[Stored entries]
====

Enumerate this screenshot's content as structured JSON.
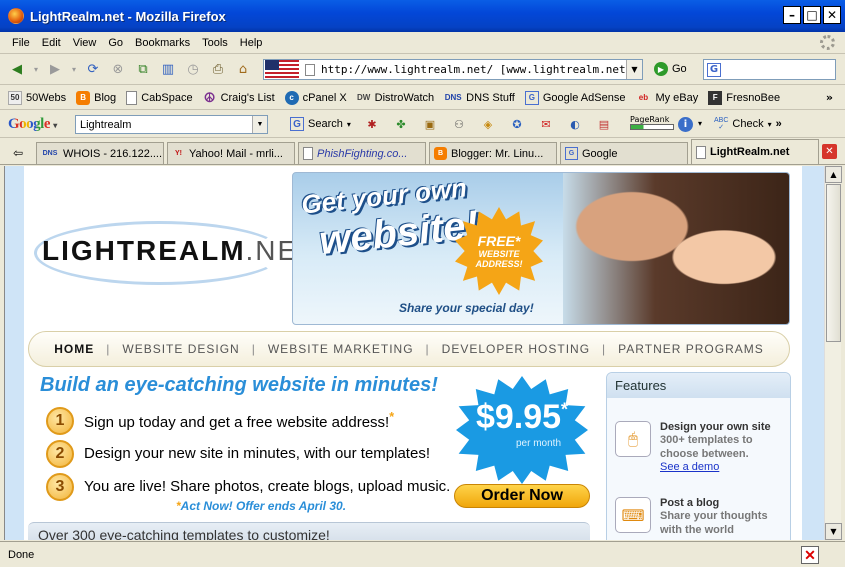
{
  "window": {
    "title": "LightRealm.net - Mozilla Firefox"
  },
  "menu": [
    "File",
    "Edit",
    "View",
    "Go",
    "Bookmarks",
    "Tools",
    "Help"
  ],
  "nav": {
    "url": "http://www.lightrealm.net/  [www.lightrealm.net]",
    "go_label": "Go"
  },
  "bookmarks": [
    "50Webs",
    "Blog",
    "CabSpace",
    "Craig's List",
    "cPanel X",
    "DistroWatch",
    "DNS Stuff",
    "Google AdSense",
    "My eBay",
    "FresnoBee"
  ],
  "google_toolbar": {
    "logo": "Google",
    "query": "Lightrealm",
    "search_label": "Search",
    "pagerank_label": "PageRank",
    "check_label": "Check",
    "abc": "ABC"
  },
  "tabs": [
    {
      "label": "WHOIS - 216.122....",
      "icon": "DNS"
    },
    {
      "label": "Yahoo! Mail - mrli...",
      "icon": "Y!"
    },
    {
      "label": "PhishFighting.co...",
      "icon": ""
    },
    {
      "label": "Blogger: Mr. Linu...",
      "icon": "B"
    },
    {
      "label": "Google",
      "icon": "G"
    },
    {
      "label": "LightRealm.net",
      "icon": "",
      "active": true
    }
  ],
  "site": {
    "logo_main": "LIGHTREALM",
    "logo_tld": ".NET",
    "banner": {
      "line1": "Get your own",
      "line2": "website!",
      "burst_line1": "FREE*",
      "burst_line2": "WEBSITE",
      "burst_line3": "ADDRESS!",
      "tagline": "Share your special day!"
    },
    "nav": [
      "HOME",
      "WEBSITE DESIGN",
      "WEBSITE MARKETING",
      "DEVELOPER HOSTING",
      "PARTNER PROGRAMS"
    ],
    "headline": "Build an eye-catching website in minutes!",
    "steps": [
      {
        "num": "1",
        "text": "Sign up today and get a free website address!"
      },
      {
        "num": "2",
        "text": "Design your new site in minutes, with our templates!"
      },
      {
        "num": "3",
        "text": "You are live! Share photos, create blogs, upload music."
      }
    ],
    "act_now": "Act Now! Offer ends April 30.",
    "price_main": "$9.95",
    "price_note": "per month",
    "order_label": "Order Now",
    "templates_strip": "Over 300 eye-catching templates to customize!",
    "features": {
      "title": "Features",
      "items": [
        {
          "title": "Design your own site",
          "desc": "300+ templates to choose between.",
          "link": "See a demo"
        },
        {
          "title": "Post a blog",
          "desc": "Share your thoughts with the world",
          "link": ""
        }
      ]
    }
  },
  "status": {
    "text": "Done"
  }
}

====

§ **Task**:
Scan the listing above. Gather each line that contains the word "text".

§ **Final answer**:
        "text": "Sign up today and get a free website address!"
        "text": "Design your new site in minutes, with our templates!"
        "text": "You are live! Share photos, create blogs, upload music."
    "text": "Done"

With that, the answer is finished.